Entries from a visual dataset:
·····
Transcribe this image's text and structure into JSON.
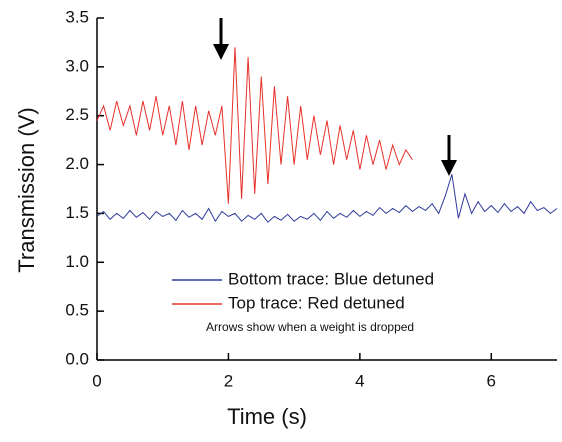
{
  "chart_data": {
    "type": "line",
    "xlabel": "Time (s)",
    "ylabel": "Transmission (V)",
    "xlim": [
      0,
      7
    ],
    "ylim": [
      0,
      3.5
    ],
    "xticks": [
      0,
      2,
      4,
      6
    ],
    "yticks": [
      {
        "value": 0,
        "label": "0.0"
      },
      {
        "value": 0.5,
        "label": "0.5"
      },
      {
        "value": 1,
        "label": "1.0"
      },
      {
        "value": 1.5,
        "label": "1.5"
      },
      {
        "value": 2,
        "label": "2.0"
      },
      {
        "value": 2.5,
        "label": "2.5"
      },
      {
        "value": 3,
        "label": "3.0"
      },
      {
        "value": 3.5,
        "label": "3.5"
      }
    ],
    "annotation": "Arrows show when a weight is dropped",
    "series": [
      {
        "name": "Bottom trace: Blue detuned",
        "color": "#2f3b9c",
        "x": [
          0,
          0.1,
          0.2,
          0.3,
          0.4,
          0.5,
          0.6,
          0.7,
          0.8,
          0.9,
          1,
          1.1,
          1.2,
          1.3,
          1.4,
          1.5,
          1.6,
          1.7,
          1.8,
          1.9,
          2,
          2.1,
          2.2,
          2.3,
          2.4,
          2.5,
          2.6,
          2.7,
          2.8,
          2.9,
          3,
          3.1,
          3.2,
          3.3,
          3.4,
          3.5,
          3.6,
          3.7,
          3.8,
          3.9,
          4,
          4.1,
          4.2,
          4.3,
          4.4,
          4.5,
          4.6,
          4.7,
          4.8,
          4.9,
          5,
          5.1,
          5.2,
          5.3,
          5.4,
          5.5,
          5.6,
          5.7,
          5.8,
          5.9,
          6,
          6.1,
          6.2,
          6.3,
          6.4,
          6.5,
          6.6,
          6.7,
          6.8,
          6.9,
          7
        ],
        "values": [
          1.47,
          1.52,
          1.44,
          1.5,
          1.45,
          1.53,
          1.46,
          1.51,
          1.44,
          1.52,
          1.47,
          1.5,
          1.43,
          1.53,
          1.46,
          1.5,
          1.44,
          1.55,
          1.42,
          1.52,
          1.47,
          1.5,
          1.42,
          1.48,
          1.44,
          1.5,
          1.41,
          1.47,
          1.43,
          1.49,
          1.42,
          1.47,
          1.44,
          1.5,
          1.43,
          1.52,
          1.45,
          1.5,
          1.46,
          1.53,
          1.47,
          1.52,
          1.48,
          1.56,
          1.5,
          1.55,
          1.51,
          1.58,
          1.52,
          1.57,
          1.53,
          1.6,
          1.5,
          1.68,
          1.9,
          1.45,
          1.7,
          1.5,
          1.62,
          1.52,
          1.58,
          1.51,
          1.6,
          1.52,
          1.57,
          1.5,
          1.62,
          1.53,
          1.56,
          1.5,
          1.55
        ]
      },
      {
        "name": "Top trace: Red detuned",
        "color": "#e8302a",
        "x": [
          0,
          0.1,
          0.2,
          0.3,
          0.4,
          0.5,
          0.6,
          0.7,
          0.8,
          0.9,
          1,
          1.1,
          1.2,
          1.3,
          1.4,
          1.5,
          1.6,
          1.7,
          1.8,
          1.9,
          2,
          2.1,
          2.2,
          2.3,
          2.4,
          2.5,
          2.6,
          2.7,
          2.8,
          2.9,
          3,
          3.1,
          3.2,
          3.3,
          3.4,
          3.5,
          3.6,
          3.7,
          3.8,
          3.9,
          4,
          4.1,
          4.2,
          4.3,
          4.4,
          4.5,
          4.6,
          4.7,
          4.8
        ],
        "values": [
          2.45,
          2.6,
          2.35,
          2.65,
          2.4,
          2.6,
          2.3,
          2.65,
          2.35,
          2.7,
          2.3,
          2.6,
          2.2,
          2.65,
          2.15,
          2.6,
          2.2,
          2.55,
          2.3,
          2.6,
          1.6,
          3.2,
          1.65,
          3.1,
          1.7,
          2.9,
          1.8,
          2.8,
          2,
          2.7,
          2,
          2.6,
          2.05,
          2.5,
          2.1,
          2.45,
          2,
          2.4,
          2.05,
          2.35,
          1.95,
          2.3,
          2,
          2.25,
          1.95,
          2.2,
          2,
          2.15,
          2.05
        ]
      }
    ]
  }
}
·····
**Task to complete:**
What is the number of lines in the data that hold the word "name"? Reply with that number and nothing else.

**Exercise solution:**
2